BEGIN Stored rows
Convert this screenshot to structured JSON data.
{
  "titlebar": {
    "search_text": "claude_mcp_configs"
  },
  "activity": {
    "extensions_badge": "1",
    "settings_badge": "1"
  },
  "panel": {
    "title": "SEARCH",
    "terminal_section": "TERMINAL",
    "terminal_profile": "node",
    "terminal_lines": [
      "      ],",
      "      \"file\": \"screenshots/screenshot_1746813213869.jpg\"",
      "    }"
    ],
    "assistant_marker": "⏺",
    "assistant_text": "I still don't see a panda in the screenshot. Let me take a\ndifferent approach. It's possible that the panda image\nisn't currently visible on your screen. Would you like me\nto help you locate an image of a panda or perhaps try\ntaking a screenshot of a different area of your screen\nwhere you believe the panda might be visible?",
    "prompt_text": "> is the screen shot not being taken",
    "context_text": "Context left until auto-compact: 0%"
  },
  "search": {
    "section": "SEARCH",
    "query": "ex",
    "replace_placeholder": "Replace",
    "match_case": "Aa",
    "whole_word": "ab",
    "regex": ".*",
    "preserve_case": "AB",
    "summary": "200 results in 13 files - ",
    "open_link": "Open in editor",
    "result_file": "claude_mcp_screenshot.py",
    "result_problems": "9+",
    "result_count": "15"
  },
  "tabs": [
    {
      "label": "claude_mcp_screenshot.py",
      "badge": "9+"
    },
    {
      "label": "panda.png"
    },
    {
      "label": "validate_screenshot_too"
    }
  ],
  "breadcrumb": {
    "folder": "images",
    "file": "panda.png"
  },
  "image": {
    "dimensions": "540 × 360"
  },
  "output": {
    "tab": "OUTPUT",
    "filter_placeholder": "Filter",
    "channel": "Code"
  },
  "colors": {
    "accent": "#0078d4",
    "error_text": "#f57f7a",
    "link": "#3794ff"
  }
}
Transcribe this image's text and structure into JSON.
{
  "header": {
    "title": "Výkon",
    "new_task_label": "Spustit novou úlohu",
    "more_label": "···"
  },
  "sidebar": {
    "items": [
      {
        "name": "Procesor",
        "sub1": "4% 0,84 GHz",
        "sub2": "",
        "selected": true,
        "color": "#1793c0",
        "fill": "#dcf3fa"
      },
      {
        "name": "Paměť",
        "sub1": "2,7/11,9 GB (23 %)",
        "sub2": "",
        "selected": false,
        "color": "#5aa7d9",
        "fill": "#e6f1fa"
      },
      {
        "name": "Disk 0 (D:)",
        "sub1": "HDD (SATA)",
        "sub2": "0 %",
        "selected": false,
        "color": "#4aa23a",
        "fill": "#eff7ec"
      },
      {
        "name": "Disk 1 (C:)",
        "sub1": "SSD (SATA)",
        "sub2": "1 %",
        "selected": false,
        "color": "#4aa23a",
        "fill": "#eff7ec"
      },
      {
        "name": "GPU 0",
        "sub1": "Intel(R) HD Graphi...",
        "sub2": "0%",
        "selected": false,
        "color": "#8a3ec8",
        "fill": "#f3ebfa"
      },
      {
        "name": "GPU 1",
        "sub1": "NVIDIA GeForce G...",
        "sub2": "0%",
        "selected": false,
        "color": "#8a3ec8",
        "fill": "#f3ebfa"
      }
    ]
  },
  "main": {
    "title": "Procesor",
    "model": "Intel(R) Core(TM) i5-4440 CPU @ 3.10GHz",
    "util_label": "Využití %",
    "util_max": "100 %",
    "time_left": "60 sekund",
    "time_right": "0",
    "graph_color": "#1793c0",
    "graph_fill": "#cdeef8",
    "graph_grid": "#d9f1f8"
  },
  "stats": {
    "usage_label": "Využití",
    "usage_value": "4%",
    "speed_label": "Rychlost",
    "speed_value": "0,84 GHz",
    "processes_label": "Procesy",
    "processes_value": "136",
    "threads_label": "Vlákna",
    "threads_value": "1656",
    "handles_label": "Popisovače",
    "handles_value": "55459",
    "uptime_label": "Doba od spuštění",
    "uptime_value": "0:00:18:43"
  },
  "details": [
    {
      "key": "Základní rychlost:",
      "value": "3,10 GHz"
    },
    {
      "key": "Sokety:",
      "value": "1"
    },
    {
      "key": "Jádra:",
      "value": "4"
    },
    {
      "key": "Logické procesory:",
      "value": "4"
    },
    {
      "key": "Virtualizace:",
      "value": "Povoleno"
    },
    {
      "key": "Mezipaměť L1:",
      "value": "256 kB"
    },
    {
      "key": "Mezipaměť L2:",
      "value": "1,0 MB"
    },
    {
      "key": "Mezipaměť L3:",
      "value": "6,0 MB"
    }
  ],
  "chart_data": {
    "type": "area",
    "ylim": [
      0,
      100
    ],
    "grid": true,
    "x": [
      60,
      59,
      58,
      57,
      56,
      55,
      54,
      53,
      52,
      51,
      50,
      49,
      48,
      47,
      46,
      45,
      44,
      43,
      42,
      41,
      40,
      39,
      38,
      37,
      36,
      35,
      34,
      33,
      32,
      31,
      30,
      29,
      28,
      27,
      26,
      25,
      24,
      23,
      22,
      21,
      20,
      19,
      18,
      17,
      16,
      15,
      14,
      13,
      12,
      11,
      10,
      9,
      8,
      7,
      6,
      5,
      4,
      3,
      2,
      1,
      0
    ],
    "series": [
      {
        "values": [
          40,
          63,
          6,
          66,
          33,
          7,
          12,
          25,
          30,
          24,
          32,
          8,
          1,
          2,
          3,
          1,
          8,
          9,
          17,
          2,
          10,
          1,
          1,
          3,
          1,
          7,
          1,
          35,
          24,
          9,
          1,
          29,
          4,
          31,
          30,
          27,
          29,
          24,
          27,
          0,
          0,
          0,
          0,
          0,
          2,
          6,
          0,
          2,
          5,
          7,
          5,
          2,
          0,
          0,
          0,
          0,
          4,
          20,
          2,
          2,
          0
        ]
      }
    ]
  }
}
END Stored rows
Instructions to follow:
Copy each line of the data above without altering a single character.

Result of this exercise:
Convert this screenshot to structured JSON data.
{
  "titlebar": {
    "search_text": "claude_mcp_configs"
  },
  "activity": {
    "extensions_badge": "1",
    "settings_badge": "1"
  },
  "panel": {
    "title": "SEARCH",
    "terminal_section": "TERMINAL",
    "terminal_profile": "node",
    "terminal_lines": [
      "      ],",
      "      \"file\": \"screenshots/screenshot_1746813213869.jpg\"",
      "    }"
    ],
    "assistant_marker": "⏺",
    "assistant_text": "I still don't see a panda in the screenshot. Let me take a\ndifferent approach. It's possible that the panda image\nisn't currently visible on your screen. Would you like me\nto help you locate an image of a panda or perhaps try\ntaking a screenshot of a different area of your screen\nwhere you believe the panda might be visible?",
    "prompt_text": "> is the screen shot not being taken",
    "context_text": "Context left until auto-compact: 0%"
  },
  "search": {
    "section": "SEARCH",
    "query": "ex",
    "replace_placeholder": "Replace",
    "match_case": "Aa",
    "whole_word": "ab",
    "regex": ".*",
    "preserve_case": "AB",
    "summary": "200 results in 13 files - ",
    "open_link": "Open in editor",
    "result_file": "claude_mcp_screenshot.py",
    "result_problems": "9+",
    "result_count": "15"
  },
  "tabs": [
    {
      "label": "claude_mcp_screenshot.py",
      "badge": "9+"
    },
    {
      "label": "panda.png"
    },
    {
      "label": "validate_screenshot_too"
    }
  ],
  "breadcrumb": {
    "folder": "images",
    "file": "panda.png"
  },
  "image": {
    "dimensions": "540 × 360"
  },
  "output": {
    "tab": "OUTPUT",
    "filter_placeholder": "Filter",
    "channel": "Code"
  },
  "colors": {
    "accent": "#0078d4",
    "error_text": "#f57f7a",
    "link": "#3794ff"
  }
}
Transcribe this image's text and structure into JSON.
{
  "header": {
    "title": "Výkon",
    "new_task_label": "Spustit novou úlohu",
    "more_label": "···"
  },
  "sidebar": {
    "items": [
      {
        "name": "Procesor",
        "sub1": "4% 0,84 GHz",
        "sub2": "",
        "selected": true,
        "color": "#1793c0",
        "fill": "#dcf3fa"
      },
      {
        "name": "Paměť",
        "sub1": "2,7/11,9 GB (23 %)",
        "sub2": "",
        "selected": false,
        "color": "#5aa7d9",
        "fill": "#e6f1fa"
      },
      {
        "name": "Disk 0 (D:)",
        "sub1": "HDD (SATA)",
        "sub2": "0 %",
        "selected": false,
        "color": "#4aa23a",
        "fill": "#eff7ec"
      },
      {
        "name": "Disk 1 (C:)",
        "sub1": "SSD (SATA)",
        "sub2": "1 %",
        "selected": false,
        "color": "#4aa23a",
        "fill": "#eff7ec"
      },
      {
        "name": "GPU 0",
        "sub1": "Intel(R) HD Graphi...",
        "sub2": "0%",
        "selected": false,
        "color": "#8a3ec8",
        "fill": "#f3ebfa"
      },
      {
        "name": "GPU 1",
        "sub1": "NVIDIA GeForce G...",
        "sub2": "0%",
        "selected": false,
        "color": "#8a3ec8",
        "fill": "#f3ebfa"
      }
    ]
  },
  "main": {
    "title": "Procesor",
    "model": "Intel(R) Core(TM) i5-4440 CPU @ 3.10GHz",
    "util_label": "Využití %",
    "util_max": "100 %",
    "time_left": "60 sekund",
    "time_right": "0",
    "graph_color": "#1793c0",
    "graph_fill": "#cdeef8",
    "graph_grid": "#d9f1f8"
  },
  "stats": {
    "usage_label": "Využití",
    "usage_value": "4%",
    "speed_label": "Rychlost",
    "speed_value": "0,84 GHz",
    "processes_label": "Procesy",
    "processes_value": "136",
    "threads_label": "Vlákna",
    "threads_value": "1656",
    "handles_label": "Popisovače",
    "handles_value": "55459",
    "uptime_label": "Doba od spuštění",
    "uptime_value": "0:00:18:43"
  },
  "details": [
    {
      "key": "Základní rychlost:",
      "value": "3,10 GHz"
    },
    {
      "key": "Sokety:",
      "value": "1"
    },
    {
      "key": "Jádra:",
      "value": "4"
    },
    {
      "key": "Logické procesory:",
      "value": "4"
    },
    {
      "key": "Virtualizace:",
      "value": "Povoleno"
    },
    {
      "key": "Mezipaměť L1:",
      "value": "256 kB"
    },
    {
      "key": "Mezipaměť L2:",
      "value": "1,0 MB"
    },
    {
      "key": "Mezipaměť L3:",
      "value": "6,0 MB"
    }
  ],
  "chart_data": {
    "type": "area",
    "ylim": [
      0,
      100
    ],
    "grid": true,
    "x": [
      60,
      59,
      58,
      57,
      56,
      55,
      54,
      53,
      52,
      51,
      50,
      49,
      48,
      47,
      46,
      45,
      44,
      43,
      42,
      41,
      40,
      39,
      38,
      37,
      36,
      35,
      34,
      33,
      32,
      31,
      30,
      29,
      28,
      27,
      26,
      25,
      24,
      23,
      22,
      21,
      20,
      19,
      18,
      17,
      16,
      15,
      14,
      13,
      12,
      11,
      10,
      9,
      8,
      7,
      6,
      5,
      4,
      3,
      2,
      1,
      0
    ],
    "series": [
      {
        "values": [
          40,
          63,
          6,
          66,
          33,
          7,
          12,
          25,
          30,
          24,
          32,
          8,
          1,
          2,
          3,
          1,
          8,
          9,
          17,
          2,
          10,
          1,
          1,
          3,
          1,
          7,
          1,
          35,
          24,
          9,
          1,
          29,
          4,
          31,
          30,
          27,
          29,
          24,
          27,
          0,
          0,
          0,
          0,
          0,
          2,
          6,
          0,
          2,
          5,
          7,
          5,
          2,
          0,
          0,
          0,
          0,
          4,
          20,
          2,
          2,
          0
        ]
      }
    ]
  }
}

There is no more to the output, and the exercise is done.